→ **The request**: What is the number of lines in the entries below that include the word "JSON"? Provide the number only.

————————

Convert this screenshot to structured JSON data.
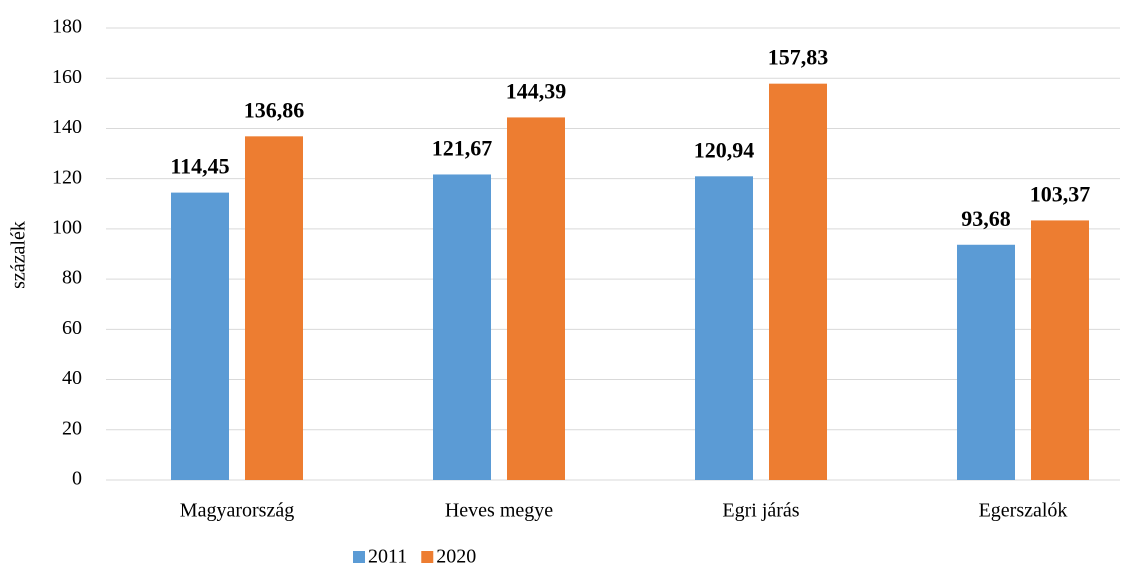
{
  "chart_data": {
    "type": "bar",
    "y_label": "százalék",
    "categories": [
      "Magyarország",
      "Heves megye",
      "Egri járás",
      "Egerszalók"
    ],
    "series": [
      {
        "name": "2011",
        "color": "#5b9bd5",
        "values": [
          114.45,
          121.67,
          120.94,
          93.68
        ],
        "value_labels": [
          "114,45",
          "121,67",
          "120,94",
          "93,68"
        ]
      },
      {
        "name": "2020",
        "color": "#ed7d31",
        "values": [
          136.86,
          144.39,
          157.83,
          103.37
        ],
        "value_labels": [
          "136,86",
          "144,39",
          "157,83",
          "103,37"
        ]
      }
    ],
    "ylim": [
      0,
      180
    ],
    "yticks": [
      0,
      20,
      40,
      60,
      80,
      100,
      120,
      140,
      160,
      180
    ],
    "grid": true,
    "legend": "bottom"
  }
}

————————

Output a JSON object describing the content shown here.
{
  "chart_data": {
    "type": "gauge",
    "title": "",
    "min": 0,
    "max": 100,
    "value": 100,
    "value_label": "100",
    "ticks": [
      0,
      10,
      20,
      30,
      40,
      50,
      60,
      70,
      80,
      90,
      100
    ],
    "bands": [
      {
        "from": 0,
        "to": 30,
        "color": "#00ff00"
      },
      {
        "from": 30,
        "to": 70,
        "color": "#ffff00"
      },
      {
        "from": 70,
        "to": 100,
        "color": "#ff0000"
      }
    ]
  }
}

————————

→ **Result of the exercise**: 2